Written task: Extract each line where the string "сайта" shows up.

—————

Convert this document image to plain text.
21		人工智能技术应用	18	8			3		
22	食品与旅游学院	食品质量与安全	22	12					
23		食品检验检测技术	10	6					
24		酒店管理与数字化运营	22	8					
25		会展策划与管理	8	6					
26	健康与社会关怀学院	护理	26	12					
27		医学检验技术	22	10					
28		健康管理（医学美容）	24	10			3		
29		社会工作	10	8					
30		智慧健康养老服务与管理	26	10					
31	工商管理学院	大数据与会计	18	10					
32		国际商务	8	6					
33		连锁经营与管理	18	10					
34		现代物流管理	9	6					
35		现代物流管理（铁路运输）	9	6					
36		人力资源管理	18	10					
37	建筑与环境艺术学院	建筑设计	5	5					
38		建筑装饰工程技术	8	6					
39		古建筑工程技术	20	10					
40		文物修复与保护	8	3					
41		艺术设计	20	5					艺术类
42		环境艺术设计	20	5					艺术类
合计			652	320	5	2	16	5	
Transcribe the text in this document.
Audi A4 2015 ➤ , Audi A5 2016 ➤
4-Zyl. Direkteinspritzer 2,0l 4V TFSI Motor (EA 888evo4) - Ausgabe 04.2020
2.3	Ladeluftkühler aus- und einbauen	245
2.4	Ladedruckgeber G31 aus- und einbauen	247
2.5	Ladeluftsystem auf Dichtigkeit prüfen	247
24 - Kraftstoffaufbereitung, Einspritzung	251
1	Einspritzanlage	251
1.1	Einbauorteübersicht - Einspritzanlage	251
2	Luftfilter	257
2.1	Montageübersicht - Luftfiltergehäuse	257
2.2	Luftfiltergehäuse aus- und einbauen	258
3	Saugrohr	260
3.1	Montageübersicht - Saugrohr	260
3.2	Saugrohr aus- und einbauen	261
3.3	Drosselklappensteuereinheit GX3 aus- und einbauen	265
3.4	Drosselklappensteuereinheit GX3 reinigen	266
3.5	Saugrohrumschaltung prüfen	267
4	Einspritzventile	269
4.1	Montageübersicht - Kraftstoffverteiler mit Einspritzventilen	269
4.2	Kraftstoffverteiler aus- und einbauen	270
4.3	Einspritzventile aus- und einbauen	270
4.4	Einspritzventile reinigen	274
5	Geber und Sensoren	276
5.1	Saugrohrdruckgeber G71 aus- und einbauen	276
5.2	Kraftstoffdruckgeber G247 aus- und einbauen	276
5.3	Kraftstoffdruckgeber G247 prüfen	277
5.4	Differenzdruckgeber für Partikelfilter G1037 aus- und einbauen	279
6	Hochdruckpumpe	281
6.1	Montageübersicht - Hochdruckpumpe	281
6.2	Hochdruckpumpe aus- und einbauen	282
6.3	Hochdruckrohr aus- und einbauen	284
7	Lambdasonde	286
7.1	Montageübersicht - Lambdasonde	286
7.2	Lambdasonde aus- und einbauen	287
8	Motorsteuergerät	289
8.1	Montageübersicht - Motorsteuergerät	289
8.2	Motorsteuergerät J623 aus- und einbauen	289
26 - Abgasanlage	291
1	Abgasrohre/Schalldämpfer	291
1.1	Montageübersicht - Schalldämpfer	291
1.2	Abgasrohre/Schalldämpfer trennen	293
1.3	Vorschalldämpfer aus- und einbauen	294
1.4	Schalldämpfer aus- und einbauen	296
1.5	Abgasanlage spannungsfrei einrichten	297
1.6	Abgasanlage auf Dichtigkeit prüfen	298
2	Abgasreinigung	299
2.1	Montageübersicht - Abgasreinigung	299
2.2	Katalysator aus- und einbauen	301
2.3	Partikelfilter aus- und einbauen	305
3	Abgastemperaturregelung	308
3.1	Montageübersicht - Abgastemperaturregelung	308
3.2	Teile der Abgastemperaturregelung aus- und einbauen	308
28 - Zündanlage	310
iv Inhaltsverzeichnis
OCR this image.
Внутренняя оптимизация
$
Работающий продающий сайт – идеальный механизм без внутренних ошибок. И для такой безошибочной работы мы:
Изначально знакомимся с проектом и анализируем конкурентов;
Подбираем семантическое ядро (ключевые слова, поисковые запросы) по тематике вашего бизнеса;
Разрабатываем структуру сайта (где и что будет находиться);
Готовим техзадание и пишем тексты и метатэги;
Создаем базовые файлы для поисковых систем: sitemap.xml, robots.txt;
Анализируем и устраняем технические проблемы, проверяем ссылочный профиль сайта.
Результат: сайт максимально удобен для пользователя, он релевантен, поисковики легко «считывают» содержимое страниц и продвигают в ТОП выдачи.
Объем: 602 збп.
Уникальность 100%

—————

Answer for the task:
Разрабатываем структуру сайта (где и что будет находиться);
Анализируем и устраняем технические проблемы, проверяем ссылочный профиль сайта.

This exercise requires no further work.